-- Raw records --
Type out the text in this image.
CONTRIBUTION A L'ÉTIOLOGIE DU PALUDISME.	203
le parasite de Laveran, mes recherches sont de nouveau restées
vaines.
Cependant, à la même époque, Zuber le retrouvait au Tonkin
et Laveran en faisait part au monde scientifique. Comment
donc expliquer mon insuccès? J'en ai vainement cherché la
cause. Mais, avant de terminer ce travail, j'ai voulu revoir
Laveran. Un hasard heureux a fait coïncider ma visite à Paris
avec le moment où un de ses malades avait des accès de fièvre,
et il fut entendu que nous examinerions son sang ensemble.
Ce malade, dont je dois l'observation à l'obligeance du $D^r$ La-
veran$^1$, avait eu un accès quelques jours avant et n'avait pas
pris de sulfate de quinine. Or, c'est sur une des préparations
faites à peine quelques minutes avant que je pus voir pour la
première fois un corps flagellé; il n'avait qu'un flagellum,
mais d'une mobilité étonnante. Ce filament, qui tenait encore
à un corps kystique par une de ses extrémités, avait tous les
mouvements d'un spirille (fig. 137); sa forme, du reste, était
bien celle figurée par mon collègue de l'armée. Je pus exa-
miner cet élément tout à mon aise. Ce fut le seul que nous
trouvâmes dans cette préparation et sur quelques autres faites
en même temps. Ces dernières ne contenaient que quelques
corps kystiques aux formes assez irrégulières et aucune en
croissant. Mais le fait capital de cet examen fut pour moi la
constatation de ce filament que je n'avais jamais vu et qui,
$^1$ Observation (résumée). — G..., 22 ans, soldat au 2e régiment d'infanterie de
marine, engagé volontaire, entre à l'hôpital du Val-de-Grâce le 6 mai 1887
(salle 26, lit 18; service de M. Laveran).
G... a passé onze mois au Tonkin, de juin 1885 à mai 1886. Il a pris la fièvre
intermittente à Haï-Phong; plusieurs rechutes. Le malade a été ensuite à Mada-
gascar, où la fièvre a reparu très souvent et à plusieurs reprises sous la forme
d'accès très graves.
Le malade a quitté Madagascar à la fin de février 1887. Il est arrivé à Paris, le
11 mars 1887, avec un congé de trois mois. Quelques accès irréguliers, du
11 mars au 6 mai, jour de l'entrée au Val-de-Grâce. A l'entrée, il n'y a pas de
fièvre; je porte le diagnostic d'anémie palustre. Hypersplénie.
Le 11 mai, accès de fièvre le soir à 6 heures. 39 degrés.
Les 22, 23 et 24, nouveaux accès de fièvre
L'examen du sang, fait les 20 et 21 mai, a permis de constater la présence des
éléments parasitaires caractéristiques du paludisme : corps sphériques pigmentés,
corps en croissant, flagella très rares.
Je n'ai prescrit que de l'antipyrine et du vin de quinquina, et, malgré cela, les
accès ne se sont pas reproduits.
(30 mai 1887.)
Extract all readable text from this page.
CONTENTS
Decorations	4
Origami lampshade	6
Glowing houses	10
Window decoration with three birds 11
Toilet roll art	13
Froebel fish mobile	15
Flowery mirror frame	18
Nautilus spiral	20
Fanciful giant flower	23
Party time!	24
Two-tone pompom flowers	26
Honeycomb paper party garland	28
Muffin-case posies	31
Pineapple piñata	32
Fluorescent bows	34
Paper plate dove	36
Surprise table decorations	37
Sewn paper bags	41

-- Task description --
Everything from the line containing "Extract all readable text from this page." through the last line of the records must be given again exactly; leave out all other lines.

-- Answer below --
Extract all readable text from this page.
CONTENTS
Decorations	4
Origami lampshade	6
Glowing houses	10
Window decoration with three birds 11
Toilet roll art	13
Froebel fish mobile	15
Flowery mirror frame	18
Nautilus spiral	20
Fanciful giant flower	23
Party time!	24
Two-tone pompom flowers	26
Honeycomb paper party garland	28
Muffin-case posies	31
Pineapple piñata	32
Fluorescent bows	34
Paper plate dove	36
Surprise table decorations	37
Sewn paper bags	41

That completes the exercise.